— BEGIN —

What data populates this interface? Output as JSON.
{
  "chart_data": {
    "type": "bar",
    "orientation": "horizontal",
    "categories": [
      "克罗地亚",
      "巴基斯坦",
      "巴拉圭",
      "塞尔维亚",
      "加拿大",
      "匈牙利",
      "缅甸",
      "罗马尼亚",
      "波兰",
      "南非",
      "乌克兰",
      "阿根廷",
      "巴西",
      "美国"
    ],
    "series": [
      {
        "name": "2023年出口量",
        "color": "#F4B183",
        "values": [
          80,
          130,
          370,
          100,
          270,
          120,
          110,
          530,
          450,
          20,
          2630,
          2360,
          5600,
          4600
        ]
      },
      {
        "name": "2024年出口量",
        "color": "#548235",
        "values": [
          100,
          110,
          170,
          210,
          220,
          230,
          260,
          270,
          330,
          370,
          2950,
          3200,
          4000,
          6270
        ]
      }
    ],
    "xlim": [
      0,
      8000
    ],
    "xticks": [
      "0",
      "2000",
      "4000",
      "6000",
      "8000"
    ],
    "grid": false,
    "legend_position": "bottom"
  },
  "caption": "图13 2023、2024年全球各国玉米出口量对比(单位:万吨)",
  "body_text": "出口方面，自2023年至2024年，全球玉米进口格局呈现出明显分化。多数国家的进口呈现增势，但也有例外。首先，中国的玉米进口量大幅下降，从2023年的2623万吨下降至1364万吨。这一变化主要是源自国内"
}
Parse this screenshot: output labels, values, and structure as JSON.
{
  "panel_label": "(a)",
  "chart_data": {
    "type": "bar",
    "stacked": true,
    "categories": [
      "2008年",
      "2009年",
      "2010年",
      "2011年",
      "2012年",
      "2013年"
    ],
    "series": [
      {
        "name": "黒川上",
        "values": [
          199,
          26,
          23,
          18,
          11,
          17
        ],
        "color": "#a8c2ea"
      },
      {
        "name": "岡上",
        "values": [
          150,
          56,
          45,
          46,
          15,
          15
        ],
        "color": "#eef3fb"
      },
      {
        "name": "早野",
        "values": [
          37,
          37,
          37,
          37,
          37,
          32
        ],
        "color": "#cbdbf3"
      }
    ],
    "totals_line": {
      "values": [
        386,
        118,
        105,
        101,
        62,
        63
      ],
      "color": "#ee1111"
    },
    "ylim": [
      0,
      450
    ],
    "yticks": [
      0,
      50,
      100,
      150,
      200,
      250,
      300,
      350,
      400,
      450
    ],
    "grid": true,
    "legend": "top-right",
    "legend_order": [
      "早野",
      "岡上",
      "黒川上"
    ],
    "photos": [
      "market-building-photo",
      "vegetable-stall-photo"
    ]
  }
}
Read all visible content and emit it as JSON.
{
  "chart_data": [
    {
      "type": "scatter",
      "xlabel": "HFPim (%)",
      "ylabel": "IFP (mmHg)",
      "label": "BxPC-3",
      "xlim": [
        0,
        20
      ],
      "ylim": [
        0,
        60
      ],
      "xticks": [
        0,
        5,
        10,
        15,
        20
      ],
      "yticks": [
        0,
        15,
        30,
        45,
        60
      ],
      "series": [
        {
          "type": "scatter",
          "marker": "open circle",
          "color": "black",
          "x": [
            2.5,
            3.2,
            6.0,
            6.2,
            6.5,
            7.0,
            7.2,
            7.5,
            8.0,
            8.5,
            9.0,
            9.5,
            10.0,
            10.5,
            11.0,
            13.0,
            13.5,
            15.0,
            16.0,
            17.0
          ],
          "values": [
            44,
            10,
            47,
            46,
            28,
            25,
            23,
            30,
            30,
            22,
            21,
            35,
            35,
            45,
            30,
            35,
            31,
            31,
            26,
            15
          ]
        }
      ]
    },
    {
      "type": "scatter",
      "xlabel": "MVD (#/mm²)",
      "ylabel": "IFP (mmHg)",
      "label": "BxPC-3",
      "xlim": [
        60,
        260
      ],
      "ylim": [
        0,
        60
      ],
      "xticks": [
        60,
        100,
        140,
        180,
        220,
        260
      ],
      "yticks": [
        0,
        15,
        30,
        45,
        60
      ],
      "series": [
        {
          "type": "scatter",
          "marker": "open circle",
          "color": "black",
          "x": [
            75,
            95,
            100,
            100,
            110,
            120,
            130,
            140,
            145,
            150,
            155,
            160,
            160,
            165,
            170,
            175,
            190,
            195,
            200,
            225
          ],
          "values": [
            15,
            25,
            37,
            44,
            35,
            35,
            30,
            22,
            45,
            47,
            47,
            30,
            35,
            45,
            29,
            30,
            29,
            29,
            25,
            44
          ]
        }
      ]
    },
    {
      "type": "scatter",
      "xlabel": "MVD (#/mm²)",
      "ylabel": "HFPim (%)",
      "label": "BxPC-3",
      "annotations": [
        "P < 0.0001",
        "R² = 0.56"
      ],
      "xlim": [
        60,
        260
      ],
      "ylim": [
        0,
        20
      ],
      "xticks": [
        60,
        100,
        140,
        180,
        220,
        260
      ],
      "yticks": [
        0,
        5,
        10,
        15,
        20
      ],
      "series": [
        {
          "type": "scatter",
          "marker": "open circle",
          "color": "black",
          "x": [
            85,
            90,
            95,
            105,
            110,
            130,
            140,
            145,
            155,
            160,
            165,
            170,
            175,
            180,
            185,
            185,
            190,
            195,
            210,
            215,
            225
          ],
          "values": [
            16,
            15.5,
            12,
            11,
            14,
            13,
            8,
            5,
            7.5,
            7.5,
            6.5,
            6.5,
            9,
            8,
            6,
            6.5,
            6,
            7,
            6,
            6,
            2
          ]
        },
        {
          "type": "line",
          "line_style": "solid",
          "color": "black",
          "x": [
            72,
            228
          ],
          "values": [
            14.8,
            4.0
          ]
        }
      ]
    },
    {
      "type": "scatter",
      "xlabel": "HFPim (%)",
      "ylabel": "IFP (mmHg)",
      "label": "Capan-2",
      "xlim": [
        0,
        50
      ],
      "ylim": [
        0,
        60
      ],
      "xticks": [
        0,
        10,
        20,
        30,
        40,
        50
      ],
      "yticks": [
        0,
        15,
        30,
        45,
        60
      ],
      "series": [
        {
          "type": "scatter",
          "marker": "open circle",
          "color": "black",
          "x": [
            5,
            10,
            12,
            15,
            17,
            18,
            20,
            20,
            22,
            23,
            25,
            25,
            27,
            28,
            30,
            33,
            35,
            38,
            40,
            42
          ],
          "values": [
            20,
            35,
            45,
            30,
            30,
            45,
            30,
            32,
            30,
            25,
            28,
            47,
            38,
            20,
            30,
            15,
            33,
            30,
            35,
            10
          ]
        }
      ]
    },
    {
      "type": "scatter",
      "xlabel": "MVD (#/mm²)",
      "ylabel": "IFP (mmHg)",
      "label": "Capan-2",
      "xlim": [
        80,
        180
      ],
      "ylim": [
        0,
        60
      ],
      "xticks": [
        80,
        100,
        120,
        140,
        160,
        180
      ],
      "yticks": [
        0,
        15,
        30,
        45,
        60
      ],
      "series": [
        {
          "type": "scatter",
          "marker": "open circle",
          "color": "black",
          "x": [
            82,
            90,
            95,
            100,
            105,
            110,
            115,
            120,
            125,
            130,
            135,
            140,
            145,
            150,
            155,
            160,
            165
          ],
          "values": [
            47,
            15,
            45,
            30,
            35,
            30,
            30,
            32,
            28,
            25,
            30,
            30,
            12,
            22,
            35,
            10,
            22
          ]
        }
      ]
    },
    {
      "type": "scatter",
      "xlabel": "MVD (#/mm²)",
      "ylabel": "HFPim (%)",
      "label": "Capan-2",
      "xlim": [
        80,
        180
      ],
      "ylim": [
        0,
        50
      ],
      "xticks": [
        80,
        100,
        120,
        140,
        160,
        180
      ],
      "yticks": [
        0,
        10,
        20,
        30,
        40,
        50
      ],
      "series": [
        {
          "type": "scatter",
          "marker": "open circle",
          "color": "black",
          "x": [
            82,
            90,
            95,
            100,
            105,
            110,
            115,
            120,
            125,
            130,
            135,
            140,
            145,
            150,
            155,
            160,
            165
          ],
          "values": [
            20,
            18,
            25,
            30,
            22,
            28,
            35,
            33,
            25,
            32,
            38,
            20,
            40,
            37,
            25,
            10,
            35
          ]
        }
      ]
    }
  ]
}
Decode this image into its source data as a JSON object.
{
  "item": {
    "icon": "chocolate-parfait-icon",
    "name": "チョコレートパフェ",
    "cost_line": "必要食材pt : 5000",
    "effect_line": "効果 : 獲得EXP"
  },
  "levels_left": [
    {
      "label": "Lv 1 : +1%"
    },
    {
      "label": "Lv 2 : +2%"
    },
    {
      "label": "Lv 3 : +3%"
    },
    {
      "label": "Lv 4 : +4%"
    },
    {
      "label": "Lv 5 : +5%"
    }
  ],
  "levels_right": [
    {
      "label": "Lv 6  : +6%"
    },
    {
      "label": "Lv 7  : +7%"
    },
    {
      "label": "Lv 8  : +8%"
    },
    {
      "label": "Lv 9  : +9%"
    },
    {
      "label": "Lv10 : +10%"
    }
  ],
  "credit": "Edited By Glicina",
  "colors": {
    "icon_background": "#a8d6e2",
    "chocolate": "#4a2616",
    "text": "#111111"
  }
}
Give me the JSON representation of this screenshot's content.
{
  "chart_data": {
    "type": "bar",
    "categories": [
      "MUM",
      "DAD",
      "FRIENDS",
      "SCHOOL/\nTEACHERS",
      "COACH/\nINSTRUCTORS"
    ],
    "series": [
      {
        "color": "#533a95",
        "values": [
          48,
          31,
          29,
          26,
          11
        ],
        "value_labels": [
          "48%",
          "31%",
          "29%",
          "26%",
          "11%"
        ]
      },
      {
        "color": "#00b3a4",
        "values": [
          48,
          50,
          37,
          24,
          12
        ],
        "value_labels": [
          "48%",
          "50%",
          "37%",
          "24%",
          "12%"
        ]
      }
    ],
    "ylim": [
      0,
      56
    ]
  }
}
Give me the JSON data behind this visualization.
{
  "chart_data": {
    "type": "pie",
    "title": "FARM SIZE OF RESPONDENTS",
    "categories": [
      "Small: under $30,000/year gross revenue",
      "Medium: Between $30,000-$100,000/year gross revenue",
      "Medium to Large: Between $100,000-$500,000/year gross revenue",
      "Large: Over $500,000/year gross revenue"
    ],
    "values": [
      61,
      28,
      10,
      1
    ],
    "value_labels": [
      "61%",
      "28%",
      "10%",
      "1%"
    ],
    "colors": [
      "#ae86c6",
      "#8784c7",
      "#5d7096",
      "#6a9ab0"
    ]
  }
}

— END —

◆ **PROBLEM**
Return every line holding the word "JSON" from the records.

◆ **TASK OUTPUT**
What data populates this interface? Output as JSON.
Parse this screenshot: output labels, values, and structure as JSON.
Read all visible content and emit it as JSON.
Decode this image into its source data as a JSON object.
Give me the JSON representation of this screenshot's content.
Give me the JSON data behind this visualization.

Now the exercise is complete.